> [Records for the task]:
● ● ● ● ● ● ●
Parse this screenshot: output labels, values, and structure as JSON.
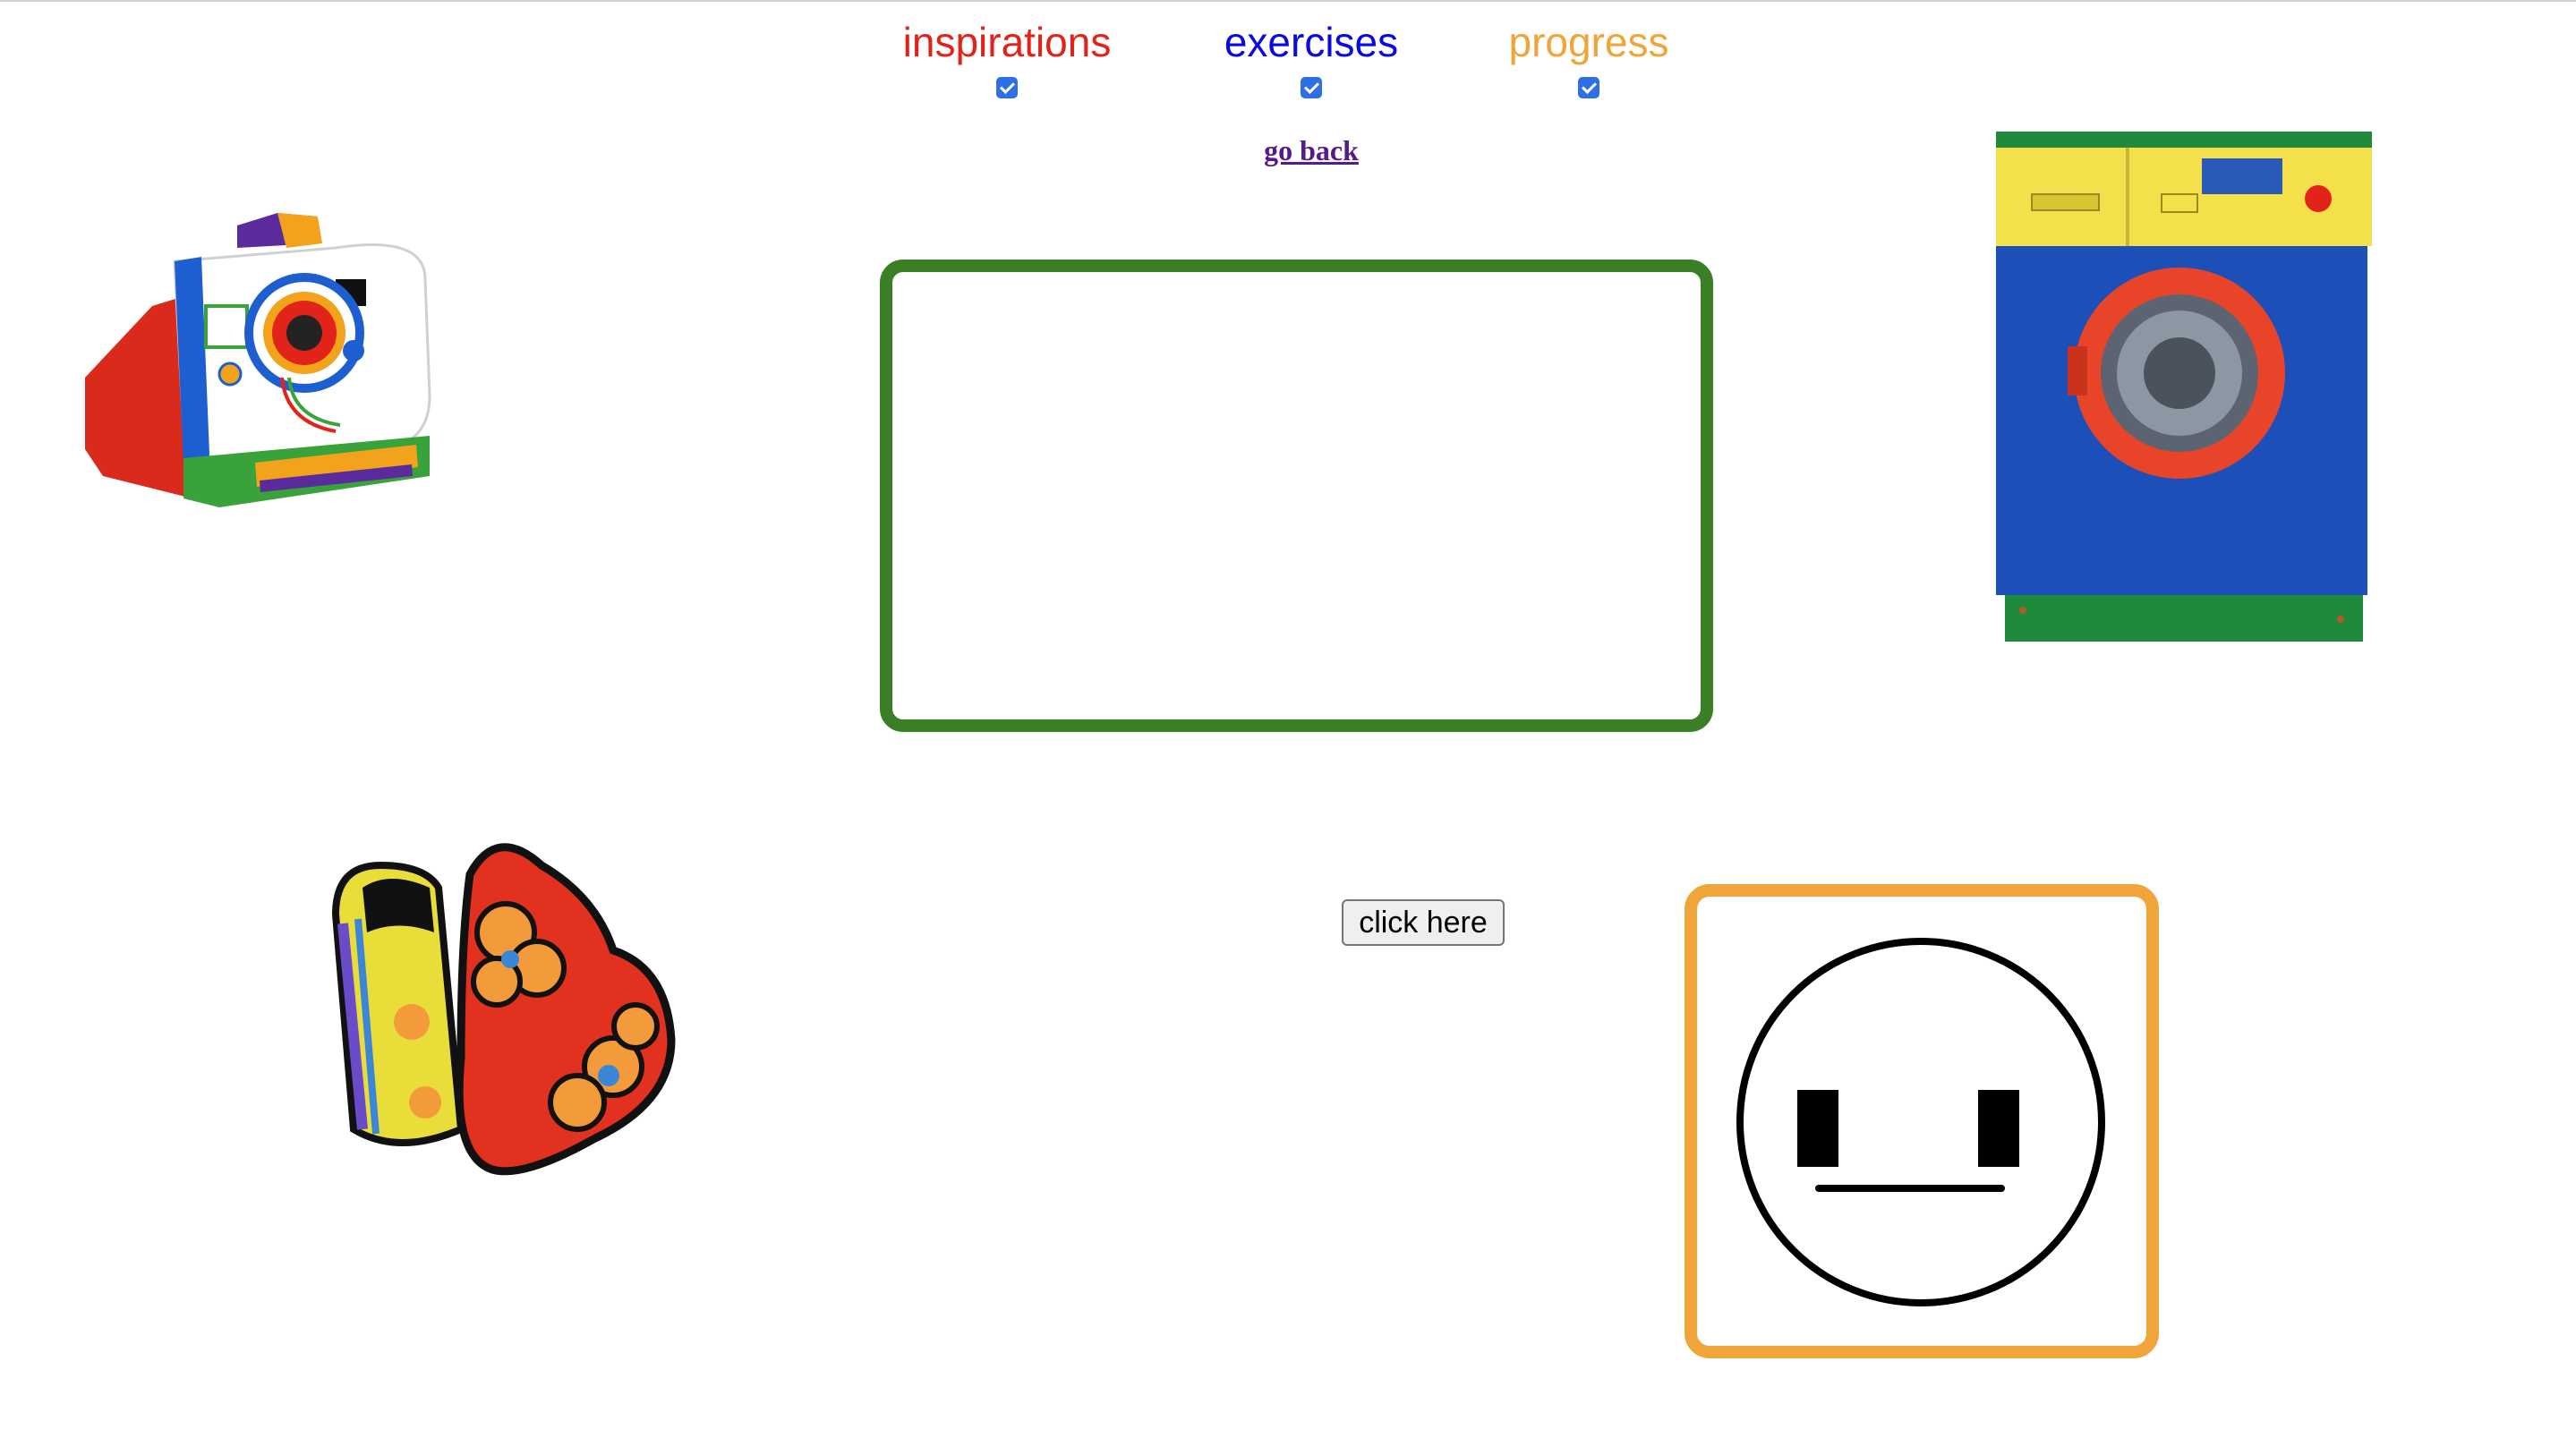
{
  "nav": {
    "items": [
      {
        "label": "inspirations",
        "color": "#e2231a",
        "checked": true
      },
      {
        "label": "exercises",
        "color": "#0a0ae0",
        "checked": true
      },
      {
        "label": "progress",
        "color": "#f0a53a",
        "checked": true
      }
    ]
  },
  "go_back_label": "go back",
  "button_label": "click here",
  "colors": {
    "green_box_border": "#3a7f26",
    "face_box_border": "#f0a53a",
    "link": "#551a8b"
  },
  "images": {
    "camera": "instant-camera",
    "washer": "washing-machine",
    "heart_box": "heart-shaped-box",
    "face": "neutral-face"
  }
}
● ● ● ● ● ● ●
> [Task goal]: Exclude the images and reproduce the remaining data exactly.

> [Task result]:
Parse this screenshot: output labels, values, and structure as JSON.
{
  "nav": {
    "items": [
      {
        "label": "inspirations",
        "color": "#e2231a",
        "checked": true
      },
      {
        "label": "exercises",
        "color": "#0a0ae0",
        "checked": true
      },
      {
        "label": "progress",
        "color": "#f0a53a",
        "checked": true
      }
    ]
  },
  "go_back_label": "go back",
  "button_label": "click here",
  "colors": {
    "green_box_border": "#3a7f26",
    "face_box_border": "#f0a53a",
    "link": "#551a8b"
  },
  "images": {
    "camera": "instant-camera",
    "washer": "washing-machine",
    "heart_box": "heart-shaped-box",
    "face": "neutral-face"
  }
}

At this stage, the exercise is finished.